Short task — Please give the data below again in full, exactly as it stands.

Begin

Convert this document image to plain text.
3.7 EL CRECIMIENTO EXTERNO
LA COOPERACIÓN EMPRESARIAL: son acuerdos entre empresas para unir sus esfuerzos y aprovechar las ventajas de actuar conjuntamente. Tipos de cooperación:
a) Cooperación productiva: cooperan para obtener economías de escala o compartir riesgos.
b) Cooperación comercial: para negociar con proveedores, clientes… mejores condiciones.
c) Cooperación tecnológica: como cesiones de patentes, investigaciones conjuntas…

End

Solution to the problem —
Convert this document image to plain text.
3.7 EL CRECIMIENTO EXTERNO
LA COOPERACIÓN EMPRESARIAL: son acuerdos entre empresas para unir sus esfuerzos y aprovechar las ventajas de actuar conjuntamente. Tipos de cooperación:
a) Cooperación productiva: cooperan para obtener economías de escala o compartir riesgos.
b) Cooperación comercial: para negociar con proveedores, clientes… mejores condiciones.
c) Cooperación tecnológica: como cesiones de patentes, investigaciones conjuntas…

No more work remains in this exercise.